_Stated exercise_
Scan the data for lines with "this" and report the count by itself.

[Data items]
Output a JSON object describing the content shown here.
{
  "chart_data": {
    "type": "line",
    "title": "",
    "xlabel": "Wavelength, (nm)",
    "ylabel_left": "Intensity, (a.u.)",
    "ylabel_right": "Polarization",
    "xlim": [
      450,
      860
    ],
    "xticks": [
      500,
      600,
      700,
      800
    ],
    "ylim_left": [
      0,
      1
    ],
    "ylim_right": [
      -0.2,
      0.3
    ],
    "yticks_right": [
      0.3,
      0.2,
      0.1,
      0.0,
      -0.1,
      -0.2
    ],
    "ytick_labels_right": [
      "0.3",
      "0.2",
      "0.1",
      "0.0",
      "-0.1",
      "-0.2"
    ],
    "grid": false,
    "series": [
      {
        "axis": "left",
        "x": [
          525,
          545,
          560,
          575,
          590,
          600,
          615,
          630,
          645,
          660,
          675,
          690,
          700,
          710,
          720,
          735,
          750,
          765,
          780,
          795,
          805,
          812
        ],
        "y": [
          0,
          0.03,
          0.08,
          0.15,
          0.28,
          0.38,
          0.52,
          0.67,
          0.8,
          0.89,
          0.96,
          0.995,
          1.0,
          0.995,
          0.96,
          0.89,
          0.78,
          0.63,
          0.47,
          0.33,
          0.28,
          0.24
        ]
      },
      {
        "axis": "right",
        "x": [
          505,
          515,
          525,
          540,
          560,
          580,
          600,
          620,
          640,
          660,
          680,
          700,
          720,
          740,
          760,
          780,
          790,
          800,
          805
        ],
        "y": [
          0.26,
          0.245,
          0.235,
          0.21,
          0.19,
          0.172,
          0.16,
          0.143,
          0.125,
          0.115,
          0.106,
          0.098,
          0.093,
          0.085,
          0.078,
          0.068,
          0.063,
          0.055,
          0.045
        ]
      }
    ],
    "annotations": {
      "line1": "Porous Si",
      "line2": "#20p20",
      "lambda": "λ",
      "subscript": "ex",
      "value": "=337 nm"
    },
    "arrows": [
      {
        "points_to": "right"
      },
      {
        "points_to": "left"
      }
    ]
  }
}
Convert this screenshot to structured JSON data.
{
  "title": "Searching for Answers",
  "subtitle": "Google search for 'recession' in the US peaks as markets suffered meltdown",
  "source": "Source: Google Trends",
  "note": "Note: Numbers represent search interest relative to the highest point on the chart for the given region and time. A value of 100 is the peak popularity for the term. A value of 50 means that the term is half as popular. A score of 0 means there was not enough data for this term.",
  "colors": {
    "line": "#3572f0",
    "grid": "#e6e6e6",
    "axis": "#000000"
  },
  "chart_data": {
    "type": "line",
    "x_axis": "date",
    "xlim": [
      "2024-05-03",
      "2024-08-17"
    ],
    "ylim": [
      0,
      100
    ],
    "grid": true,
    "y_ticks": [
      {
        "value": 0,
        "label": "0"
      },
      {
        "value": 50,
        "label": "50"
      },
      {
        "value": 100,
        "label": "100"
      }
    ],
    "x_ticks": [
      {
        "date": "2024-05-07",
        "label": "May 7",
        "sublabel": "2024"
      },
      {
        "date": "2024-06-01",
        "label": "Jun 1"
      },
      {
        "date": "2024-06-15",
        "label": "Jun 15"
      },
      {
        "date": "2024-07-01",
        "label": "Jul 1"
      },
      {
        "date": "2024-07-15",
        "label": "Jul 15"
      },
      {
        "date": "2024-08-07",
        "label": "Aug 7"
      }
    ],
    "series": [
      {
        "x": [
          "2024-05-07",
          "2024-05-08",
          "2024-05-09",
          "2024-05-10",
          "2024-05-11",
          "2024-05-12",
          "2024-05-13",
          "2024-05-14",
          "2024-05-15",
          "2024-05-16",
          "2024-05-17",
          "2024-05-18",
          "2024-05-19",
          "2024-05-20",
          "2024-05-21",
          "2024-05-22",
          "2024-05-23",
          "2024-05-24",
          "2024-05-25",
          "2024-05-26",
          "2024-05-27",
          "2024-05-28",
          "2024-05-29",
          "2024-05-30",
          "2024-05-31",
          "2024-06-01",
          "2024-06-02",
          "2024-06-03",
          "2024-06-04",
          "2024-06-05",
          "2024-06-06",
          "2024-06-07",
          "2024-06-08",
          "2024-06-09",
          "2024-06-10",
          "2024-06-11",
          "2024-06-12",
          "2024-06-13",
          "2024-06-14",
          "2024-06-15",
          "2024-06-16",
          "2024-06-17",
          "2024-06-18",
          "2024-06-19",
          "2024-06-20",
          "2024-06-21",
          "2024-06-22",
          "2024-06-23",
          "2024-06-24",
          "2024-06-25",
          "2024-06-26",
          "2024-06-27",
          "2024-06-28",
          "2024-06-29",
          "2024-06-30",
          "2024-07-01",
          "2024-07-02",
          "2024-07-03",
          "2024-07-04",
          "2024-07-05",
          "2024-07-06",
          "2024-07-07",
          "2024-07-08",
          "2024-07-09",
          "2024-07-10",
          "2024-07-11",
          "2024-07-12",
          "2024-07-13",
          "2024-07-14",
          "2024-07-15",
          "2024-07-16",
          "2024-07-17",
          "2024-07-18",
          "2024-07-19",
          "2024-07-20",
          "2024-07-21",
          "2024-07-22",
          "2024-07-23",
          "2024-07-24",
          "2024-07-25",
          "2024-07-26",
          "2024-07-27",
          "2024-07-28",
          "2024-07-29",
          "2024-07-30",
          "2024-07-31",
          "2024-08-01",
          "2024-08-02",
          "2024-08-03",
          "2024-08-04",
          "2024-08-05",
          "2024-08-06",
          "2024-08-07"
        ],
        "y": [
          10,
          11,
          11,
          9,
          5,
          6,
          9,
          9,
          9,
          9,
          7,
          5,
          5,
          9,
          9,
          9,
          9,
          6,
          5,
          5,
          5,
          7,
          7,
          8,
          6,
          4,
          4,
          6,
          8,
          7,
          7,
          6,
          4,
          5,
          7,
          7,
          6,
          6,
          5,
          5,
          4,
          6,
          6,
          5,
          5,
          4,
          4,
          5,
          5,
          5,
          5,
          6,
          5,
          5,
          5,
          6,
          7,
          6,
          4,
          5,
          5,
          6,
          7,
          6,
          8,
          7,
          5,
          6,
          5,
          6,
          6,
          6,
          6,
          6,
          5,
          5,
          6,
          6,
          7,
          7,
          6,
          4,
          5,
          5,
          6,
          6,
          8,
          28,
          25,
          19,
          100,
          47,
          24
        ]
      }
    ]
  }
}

_Solved problem_
2